***** RECORDS FOR THE EXERCISE *****

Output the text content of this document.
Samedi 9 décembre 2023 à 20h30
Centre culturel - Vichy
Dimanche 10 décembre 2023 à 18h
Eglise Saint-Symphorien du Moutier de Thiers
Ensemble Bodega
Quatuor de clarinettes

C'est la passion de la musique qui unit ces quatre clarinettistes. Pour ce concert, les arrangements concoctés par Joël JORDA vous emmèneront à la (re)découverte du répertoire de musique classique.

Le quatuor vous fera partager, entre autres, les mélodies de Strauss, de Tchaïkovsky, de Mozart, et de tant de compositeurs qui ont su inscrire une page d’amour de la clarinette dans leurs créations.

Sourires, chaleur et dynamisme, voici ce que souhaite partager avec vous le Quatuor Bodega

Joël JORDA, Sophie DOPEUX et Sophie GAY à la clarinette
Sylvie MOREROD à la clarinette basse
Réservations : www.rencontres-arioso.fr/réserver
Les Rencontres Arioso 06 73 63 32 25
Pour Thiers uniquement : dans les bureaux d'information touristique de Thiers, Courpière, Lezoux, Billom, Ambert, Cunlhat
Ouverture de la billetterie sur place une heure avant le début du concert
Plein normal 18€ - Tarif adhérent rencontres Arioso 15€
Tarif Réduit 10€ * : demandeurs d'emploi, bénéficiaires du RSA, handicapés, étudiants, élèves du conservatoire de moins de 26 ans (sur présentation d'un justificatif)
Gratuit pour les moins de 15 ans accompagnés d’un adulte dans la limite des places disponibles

*****

> **PROMPT**:
Copy out each record, keeping every word as it is.

> **RESPONSE BELOW**:
Output the text content of this document.
Samedi 9 décembre 2023 à 20h30
Centre culturel - Vichy
Dimanche 10 décembre 2023 à 18h
Eglise Saint-Symphorien du Moutier de Thiers
Ensemble Bodega
Quatuor de clarinettes

C'est la passion de la musique qui unit ces quatre clarinettistes. Pour ce concert, les arrangements concoctés par Joël JORDA vous emmèneront à la (re)découverte du répertoire de musique classique.

Le quatuor vous fera partager, entre autres, les mélodies de Strauss, de Tchaïkovsky, de Mozart, et de tant de compositeurs qui ont su inscrire une page d’amour de la clarinette dans leurs créations.

Sourires, chaleur et dynamisme, voici ce que souhaite partager avec vous le Quatuor Bodega

Joël JORDA, Sophie DOPEUX et Sophie GAY à la clarinette
Sylvie MOREROD à la clarinette basse
Réservations : www.rencontres-arioso.fr/réserver
Les Rencontres Arioso 06 73 63 32 25
Pour Thiers uniquement : dans les bureaux d'information touristique de Thiers, Courpière, Lezoux, Billom, Ambert, Cunlhat
Ouverture de la billetterie sur place une heure avant le début du concert
Plein normal 18€ - Tarif adhérent rencontres Arioso 15€
Tarif Réduit 10€ * : demandeurs d'emploi, bénéficiaires du RSA, handicapés, étudiants, élèves du conservatoire de moins de 26 ans (sur présentation d'un justificatif)
Gratuit pour les moins de 15 ans accompagnés d’un adulte dans la limite des places disponibles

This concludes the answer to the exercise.